(Dataset excerpt)

^^^^

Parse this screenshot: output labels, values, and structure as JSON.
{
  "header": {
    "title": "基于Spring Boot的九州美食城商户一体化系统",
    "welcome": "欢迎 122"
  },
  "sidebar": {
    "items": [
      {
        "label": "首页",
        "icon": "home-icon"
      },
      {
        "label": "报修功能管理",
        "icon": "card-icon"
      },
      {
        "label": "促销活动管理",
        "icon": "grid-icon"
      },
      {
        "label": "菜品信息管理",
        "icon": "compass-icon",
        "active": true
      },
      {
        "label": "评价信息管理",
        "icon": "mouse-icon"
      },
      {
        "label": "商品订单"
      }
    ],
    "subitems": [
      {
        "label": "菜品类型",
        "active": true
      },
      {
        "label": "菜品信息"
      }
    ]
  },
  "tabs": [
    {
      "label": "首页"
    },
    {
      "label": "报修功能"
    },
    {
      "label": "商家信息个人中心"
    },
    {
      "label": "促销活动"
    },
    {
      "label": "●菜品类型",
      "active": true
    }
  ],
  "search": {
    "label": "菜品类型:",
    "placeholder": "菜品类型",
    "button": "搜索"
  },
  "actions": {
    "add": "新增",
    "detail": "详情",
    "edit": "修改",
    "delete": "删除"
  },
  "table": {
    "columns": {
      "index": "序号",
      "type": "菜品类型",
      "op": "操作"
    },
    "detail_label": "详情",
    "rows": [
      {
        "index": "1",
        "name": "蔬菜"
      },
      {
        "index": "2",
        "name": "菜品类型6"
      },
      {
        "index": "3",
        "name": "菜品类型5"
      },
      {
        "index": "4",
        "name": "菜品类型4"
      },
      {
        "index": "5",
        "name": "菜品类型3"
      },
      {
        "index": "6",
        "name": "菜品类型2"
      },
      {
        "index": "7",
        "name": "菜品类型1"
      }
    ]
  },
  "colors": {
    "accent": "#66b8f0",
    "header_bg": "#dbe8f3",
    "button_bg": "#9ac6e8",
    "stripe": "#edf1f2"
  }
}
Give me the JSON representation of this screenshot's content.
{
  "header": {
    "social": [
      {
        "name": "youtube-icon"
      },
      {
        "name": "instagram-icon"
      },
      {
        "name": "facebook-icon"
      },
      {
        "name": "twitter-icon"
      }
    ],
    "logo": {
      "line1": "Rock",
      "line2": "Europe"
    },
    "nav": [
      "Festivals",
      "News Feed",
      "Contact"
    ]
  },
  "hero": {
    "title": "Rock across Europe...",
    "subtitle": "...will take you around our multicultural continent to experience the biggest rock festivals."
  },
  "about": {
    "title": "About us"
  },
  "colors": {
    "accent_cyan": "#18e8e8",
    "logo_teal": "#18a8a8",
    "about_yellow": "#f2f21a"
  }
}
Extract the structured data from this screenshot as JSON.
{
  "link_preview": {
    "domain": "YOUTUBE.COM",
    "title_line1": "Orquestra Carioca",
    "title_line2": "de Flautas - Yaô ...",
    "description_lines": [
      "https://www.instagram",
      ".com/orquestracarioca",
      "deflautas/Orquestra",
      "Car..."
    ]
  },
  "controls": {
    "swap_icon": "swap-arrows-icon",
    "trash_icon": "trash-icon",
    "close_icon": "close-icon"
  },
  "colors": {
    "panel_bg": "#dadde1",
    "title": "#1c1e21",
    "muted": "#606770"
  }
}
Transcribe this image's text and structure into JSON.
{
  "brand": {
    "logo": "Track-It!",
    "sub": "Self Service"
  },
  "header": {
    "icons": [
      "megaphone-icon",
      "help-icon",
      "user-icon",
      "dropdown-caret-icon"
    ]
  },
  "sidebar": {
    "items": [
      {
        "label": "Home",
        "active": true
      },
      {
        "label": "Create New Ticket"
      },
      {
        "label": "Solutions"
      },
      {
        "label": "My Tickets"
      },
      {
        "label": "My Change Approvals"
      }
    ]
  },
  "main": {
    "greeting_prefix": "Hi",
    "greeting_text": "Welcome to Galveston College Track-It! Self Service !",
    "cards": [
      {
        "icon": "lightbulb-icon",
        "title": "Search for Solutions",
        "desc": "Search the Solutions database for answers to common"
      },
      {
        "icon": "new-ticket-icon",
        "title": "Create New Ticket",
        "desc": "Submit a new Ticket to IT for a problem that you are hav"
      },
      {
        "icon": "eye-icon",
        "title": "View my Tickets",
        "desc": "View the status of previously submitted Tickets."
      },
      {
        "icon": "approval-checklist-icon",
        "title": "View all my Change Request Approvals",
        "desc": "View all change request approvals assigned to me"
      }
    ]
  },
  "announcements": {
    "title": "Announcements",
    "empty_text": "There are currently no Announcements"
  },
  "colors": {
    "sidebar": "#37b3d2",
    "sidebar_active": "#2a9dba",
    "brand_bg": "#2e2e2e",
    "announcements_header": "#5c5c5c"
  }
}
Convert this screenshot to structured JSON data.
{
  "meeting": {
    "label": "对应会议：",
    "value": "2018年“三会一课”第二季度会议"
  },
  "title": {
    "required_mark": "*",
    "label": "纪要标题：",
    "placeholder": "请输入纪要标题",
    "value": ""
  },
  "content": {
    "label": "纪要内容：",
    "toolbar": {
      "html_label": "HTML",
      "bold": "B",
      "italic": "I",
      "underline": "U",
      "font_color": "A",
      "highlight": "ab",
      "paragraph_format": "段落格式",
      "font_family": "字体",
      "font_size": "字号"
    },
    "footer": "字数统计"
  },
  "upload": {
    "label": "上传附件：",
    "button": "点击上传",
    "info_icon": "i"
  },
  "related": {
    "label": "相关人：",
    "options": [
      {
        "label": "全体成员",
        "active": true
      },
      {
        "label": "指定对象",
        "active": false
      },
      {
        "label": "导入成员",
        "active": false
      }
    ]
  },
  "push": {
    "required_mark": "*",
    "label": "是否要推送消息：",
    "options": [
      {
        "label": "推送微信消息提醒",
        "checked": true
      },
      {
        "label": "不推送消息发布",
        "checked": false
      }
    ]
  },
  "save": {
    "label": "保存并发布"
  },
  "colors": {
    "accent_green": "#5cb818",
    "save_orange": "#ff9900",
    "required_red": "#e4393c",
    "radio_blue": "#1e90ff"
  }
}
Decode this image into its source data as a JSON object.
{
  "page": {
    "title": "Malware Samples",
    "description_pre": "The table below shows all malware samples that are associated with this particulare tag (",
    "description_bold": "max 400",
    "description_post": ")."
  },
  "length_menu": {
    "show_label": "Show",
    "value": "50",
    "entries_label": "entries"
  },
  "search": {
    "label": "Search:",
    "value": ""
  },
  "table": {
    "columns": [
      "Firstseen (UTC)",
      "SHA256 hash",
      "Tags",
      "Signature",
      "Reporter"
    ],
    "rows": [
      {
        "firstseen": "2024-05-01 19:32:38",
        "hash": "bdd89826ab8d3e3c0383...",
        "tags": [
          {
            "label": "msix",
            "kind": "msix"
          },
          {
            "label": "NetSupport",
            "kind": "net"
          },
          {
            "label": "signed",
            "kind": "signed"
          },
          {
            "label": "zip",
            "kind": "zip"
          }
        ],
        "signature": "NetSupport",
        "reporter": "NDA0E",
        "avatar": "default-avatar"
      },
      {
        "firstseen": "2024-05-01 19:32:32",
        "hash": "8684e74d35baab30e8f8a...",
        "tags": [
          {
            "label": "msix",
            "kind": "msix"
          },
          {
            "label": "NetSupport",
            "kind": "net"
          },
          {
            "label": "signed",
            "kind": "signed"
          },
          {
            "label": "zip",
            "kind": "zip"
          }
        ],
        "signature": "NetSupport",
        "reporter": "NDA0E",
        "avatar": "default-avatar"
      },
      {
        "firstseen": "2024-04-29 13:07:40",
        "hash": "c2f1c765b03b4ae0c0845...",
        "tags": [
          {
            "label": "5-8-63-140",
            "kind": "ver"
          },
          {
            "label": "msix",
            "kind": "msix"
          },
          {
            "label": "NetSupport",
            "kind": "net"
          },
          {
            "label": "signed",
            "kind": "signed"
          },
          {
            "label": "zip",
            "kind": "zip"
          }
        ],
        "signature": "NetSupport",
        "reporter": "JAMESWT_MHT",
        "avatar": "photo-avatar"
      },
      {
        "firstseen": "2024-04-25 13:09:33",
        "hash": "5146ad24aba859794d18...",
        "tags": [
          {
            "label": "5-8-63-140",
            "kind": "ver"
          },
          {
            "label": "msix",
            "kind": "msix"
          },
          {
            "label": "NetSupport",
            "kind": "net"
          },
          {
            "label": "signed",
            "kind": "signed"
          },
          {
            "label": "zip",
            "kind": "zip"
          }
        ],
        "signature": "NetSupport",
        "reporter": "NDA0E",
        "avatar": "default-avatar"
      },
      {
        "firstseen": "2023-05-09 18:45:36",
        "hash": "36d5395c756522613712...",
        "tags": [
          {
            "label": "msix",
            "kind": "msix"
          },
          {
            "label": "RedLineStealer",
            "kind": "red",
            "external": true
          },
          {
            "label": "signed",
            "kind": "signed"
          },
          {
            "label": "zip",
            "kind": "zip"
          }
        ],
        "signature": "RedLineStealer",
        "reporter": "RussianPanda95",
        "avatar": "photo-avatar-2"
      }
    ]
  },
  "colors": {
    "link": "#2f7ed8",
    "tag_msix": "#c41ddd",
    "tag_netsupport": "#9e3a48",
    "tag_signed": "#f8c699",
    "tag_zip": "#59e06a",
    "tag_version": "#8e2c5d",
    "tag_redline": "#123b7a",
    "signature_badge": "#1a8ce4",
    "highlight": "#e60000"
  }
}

^^^^

■ Requirements ■
Scan the listing above and identify each line holding the string "image"; copy every such line.

■ Complete answer ■
Transcribe this image's text and structure into JSON.
Decode this image into its source data as a JSON object.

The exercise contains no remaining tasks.